## begin
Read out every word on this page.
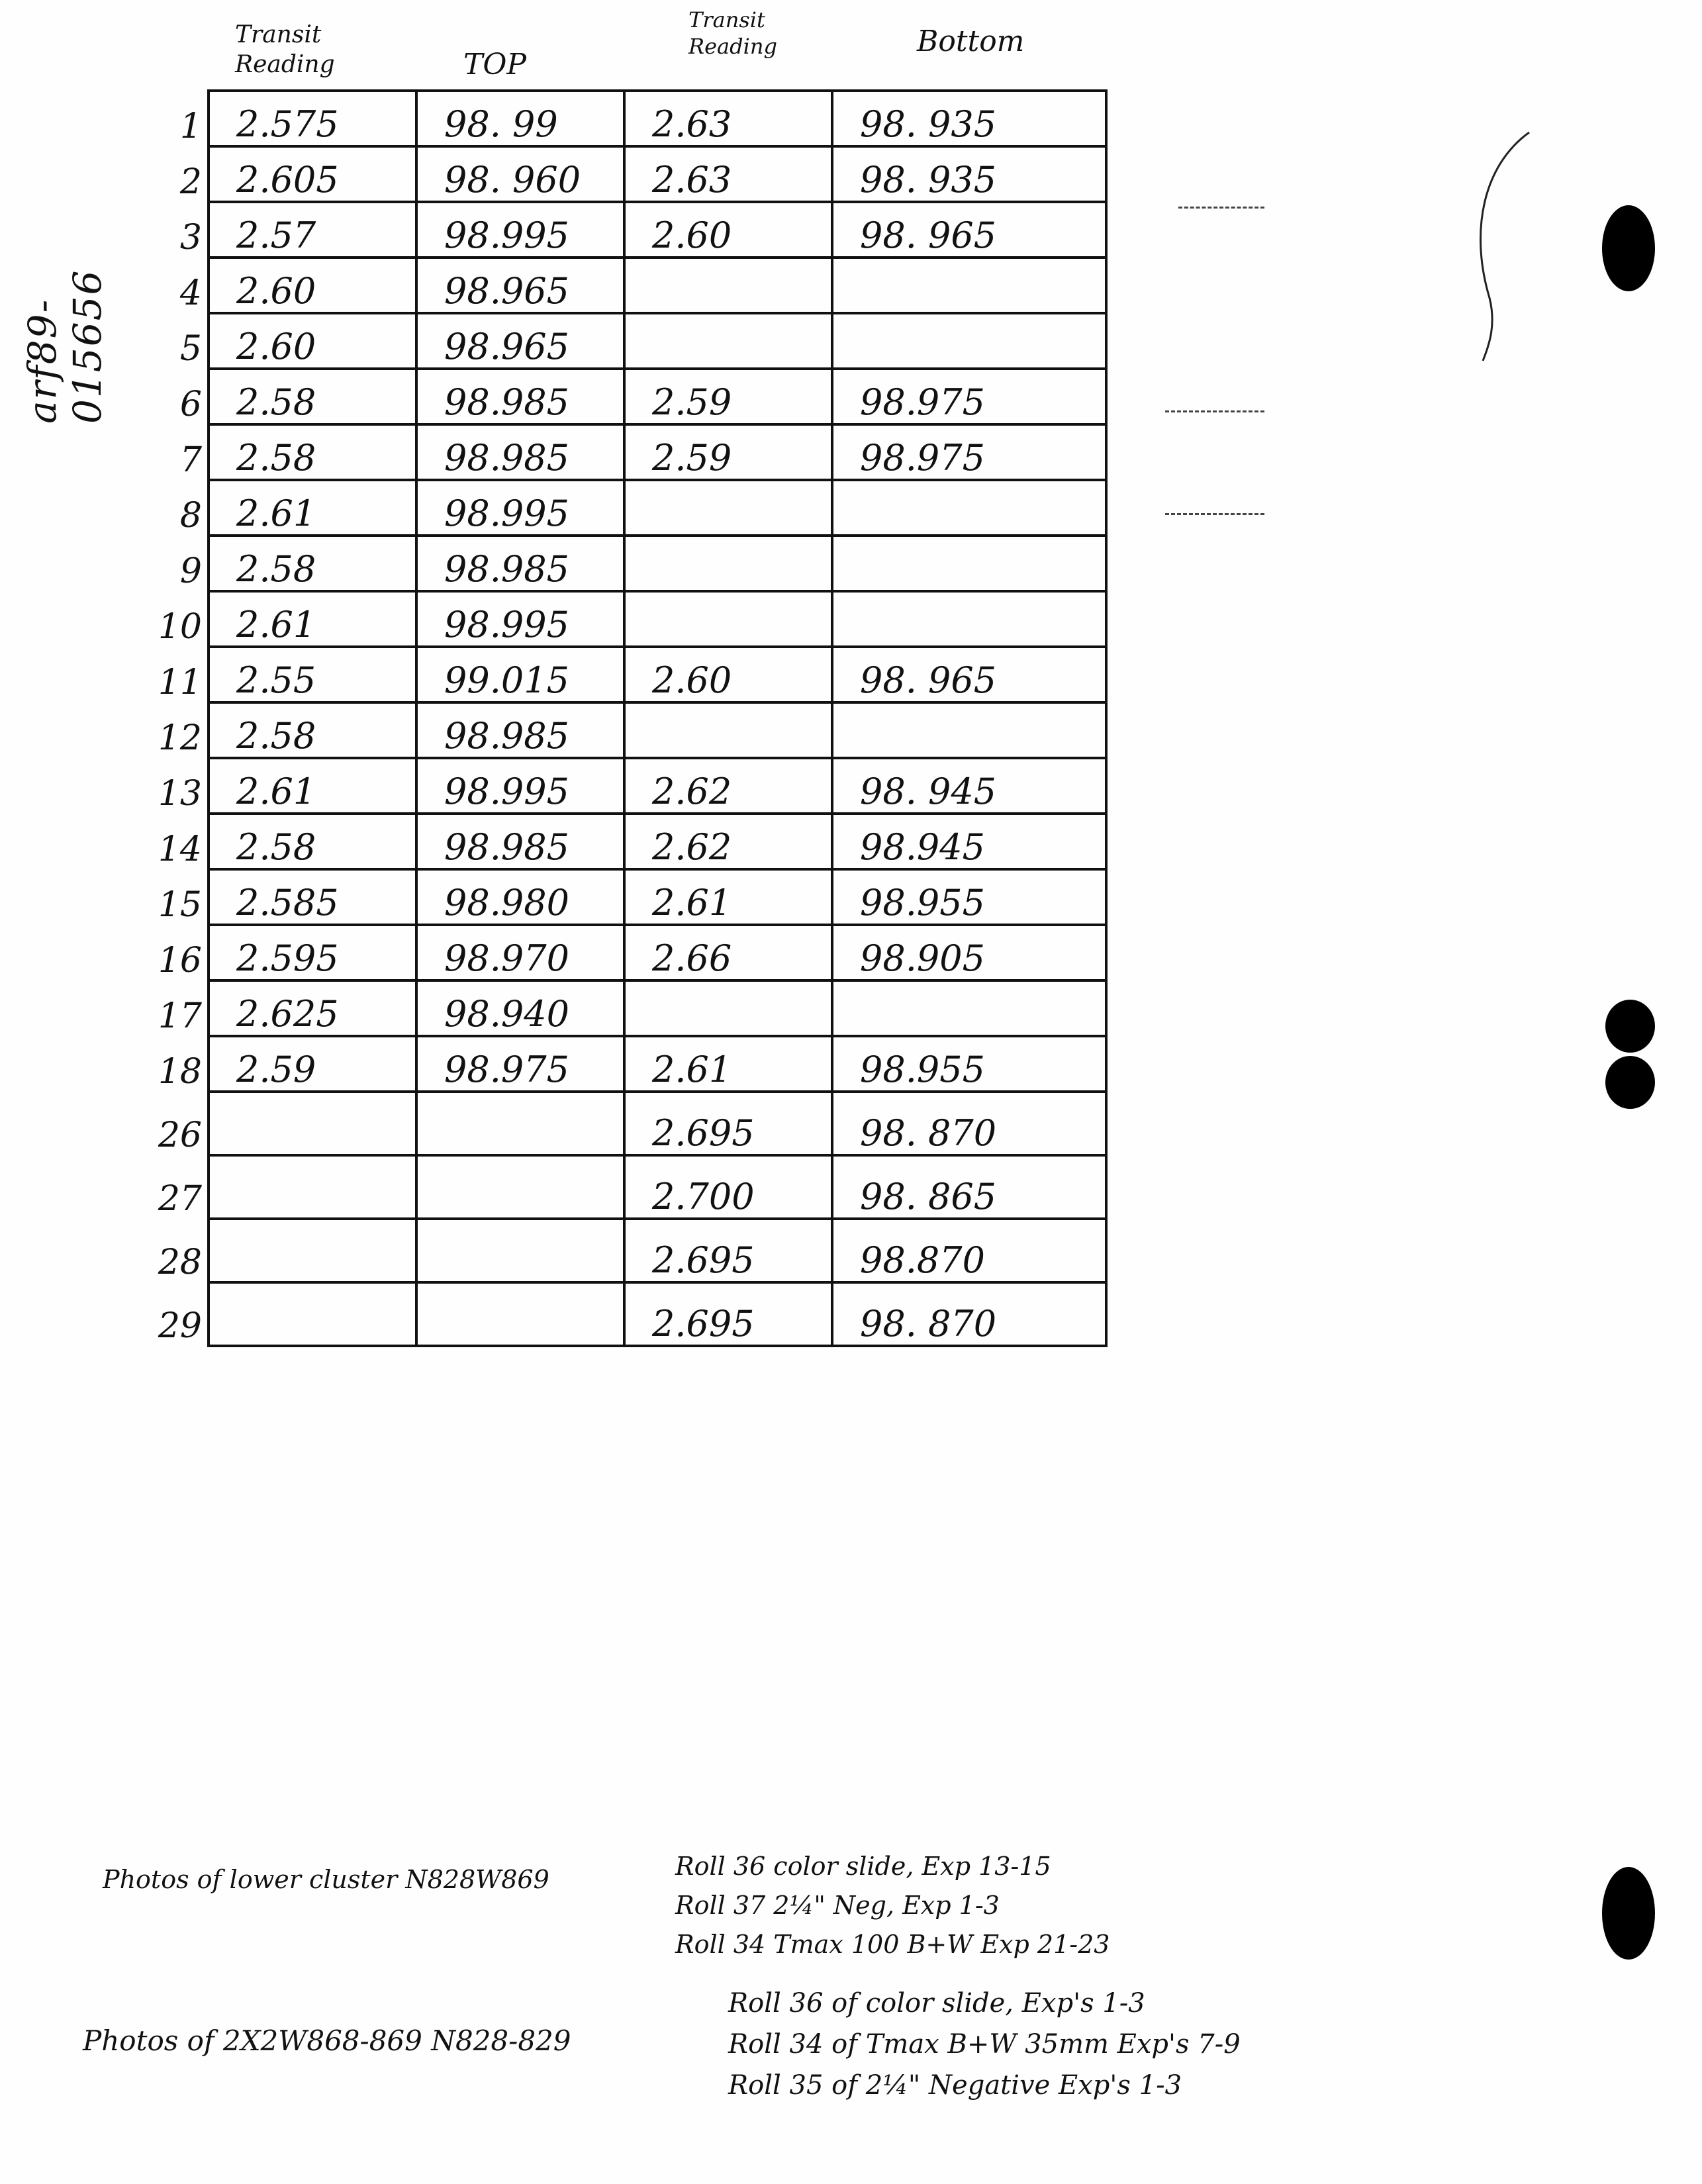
arf89-015656
Transit
Reading	TOP
Transit
Reading	Bottom
1	2.575	98. 99	2.63	98. 935
2	2.605	98. 960	2.63	98. 935
3	2.57	98.995	2.60	98. 965
4	2.60	98.965		
5	2.60	98.965		
6	2.58	98.985	2.59	98.975
7	2.58	98.985	2.59	98.975
8	2.61	98.995		
9	2.58	98.985		
10	2.61	98.995		
11	2.55	99.015	2.60	98. 965
12	2.58	98.985		
13	2.61	98.995	2.62	98. 945
14	2.58	98.985	2.62	98.945
15	2.585	98.980	2.61	98.955
16	2.595	98.970	2.66	98.905
17	2.625	98.940		
18	2.59	98.975	2.61	98.955
26			2.695	98. 870
27			2.700	98. 865
28			2.695	98.870
29			2.695	98. 870
Photos of lower cluster N828W869	Roll 36 color slide, Exp 13-15
Roll 37 2¼" Neg, Exp 1-3
Roll 34 Tmax 100 B+W Exp 21-23
Photos of 2X2W868-869 N828-829
Roll 36 of color slide, Exp's 1-3
Roll 34 of Tmax B+W 35mm Exp's 7-9
Roll 35 of 2¼" Negative Exp's 1-3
## end
* Objective
Each line of the material must be retyped exactly, except that images are omitted.

* Task output
Read out every word on this page.
arf89-015656
Transit
Reading	TOP
Transit
Reading	Bottom
1	2.575	98. 99	2.63	98. 935
2	2.605	98. 960	2.63	98. 935
3	2.57	98.995	2.60	98. 965
4	2.60	98.965		
5	2.60	98.965		
6	2.58	98.985	2.59	98.975
7	2.58	98.985	2.59	98.975
8	2.61	98.995		
9	2.58	98.985		
10	2.61	98.995		
11	2.55	99.015	2.60	98. 965
12	2.58	98.985		
13	2.61	98.995	2.62	98. 945
14	2.58	98.985	2.62	98.945
15	2.585	98.980	2.61	98.955
16	2.595	98.970	2.66	98.905
17	2.625	98.940		
18	2.59	98.975	2.61	98.955
26			2.695	98. 870
27			2.700	98. 865
28			2.695	98.870
29			2.695	98. 870
Photos of lower cluster N828W869	Roll 36 color slide, Exp 13-15
Roll 37 2¼" Neg, Exp 1-3
Roll 34 Tmax 100 B+W Exp 21-23
Photos of 2X2W868-869 N828-829
Roll 36 of color slide, Exp's 1-3
Roll 34 of Tmax B+W 35mm Exp's 7-9
Roll 35 of 2¼" Negative Exp's 1-3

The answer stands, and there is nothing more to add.